## Data entries for graphics
==========

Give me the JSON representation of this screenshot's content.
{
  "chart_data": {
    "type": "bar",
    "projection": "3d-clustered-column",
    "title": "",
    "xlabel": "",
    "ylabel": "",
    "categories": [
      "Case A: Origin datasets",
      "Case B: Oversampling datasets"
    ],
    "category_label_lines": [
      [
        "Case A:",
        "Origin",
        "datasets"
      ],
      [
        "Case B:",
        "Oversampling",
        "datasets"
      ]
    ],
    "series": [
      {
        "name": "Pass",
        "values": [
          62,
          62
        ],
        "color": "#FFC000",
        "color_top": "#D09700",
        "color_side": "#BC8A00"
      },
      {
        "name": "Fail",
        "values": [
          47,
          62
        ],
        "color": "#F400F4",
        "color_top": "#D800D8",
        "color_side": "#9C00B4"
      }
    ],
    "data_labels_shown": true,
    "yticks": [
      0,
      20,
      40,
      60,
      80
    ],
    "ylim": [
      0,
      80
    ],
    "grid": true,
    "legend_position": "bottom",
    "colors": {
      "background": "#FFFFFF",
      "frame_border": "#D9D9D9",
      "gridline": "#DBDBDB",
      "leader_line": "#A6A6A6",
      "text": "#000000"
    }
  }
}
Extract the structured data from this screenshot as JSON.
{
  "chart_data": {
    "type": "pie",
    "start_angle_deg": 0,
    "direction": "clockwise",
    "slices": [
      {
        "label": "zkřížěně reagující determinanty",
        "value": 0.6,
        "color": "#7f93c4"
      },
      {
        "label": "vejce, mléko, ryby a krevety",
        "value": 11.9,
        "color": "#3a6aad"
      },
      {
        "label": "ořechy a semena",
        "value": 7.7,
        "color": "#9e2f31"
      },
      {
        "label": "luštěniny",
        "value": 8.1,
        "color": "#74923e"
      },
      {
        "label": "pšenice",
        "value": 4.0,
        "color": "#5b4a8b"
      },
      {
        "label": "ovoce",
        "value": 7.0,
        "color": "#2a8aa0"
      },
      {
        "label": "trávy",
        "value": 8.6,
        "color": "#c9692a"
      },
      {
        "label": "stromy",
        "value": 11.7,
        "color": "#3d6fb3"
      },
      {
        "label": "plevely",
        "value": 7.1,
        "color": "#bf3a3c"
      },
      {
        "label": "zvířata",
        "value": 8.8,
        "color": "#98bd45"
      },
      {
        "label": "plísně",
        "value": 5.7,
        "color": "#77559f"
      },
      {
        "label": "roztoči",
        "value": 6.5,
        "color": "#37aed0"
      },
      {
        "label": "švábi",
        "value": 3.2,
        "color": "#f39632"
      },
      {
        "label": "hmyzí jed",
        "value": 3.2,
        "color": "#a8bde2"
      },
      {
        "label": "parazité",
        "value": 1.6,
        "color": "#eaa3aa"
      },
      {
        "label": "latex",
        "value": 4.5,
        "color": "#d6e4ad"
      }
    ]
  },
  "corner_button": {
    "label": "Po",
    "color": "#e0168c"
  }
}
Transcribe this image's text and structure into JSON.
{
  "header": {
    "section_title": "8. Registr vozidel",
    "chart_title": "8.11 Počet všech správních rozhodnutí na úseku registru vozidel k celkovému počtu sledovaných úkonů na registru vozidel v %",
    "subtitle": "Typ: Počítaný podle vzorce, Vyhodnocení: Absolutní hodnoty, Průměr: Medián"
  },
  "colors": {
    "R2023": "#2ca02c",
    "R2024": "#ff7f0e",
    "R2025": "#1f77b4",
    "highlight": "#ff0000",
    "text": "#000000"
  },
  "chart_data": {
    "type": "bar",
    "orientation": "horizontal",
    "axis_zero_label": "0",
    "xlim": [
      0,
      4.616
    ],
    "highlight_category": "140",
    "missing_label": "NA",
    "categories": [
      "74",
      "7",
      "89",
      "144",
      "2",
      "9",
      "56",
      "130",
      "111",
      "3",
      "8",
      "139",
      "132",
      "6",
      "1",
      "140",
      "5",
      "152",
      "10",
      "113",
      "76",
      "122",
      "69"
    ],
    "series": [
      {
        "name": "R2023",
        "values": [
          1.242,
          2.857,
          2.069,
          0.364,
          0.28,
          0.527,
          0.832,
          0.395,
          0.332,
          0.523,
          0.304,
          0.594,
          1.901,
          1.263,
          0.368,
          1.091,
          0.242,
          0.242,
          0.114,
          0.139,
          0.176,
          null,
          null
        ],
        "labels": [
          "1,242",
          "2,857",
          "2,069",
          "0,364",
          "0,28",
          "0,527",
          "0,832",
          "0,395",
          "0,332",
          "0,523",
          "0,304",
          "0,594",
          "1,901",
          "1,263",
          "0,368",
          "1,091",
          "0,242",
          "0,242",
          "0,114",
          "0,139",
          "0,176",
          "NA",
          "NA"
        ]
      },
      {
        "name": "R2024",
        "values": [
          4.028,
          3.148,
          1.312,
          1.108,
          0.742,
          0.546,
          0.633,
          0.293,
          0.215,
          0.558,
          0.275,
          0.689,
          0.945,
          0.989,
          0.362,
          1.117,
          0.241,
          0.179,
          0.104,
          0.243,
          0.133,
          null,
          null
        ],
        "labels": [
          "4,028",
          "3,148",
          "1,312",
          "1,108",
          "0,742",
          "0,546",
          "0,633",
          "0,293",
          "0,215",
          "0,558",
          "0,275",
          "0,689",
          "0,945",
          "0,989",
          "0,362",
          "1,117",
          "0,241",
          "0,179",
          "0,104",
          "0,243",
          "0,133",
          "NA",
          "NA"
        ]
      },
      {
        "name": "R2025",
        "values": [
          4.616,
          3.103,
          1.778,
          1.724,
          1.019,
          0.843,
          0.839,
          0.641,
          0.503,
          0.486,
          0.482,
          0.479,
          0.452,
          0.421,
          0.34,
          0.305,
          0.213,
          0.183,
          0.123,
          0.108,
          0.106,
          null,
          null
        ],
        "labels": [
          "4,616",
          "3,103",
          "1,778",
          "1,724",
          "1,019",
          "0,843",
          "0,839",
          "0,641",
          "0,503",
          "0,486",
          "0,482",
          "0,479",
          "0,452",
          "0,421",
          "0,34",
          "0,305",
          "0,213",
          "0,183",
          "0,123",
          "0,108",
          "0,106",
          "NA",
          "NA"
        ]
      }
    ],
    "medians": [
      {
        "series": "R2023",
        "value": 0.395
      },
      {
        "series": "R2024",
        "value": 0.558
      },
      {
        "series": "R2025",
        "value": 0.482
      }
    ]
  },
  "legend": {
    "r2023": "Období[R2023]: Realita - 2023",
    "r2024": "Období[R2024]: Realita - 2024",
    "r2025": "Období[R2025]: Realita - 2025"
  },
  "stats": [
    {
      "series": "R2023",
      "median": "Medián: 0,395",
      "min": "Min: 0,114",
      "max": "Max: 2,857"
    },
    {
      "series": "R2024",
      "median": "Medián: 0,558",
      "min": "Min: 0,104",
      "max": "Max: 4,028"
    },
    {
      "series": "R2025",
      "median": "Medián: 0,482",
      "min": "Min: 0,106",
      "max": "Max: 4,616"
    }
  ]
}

==========

## PROBLEM DETAILS
Show every line where the string "series" appears.

## RESULT BELOW
    "series": [
    "series": [
        "series": "R2023",
        "series": "R2024",
        "series": "R2025",
      "series": "R2023",
      "series": "R2024",
      "series": "R2025",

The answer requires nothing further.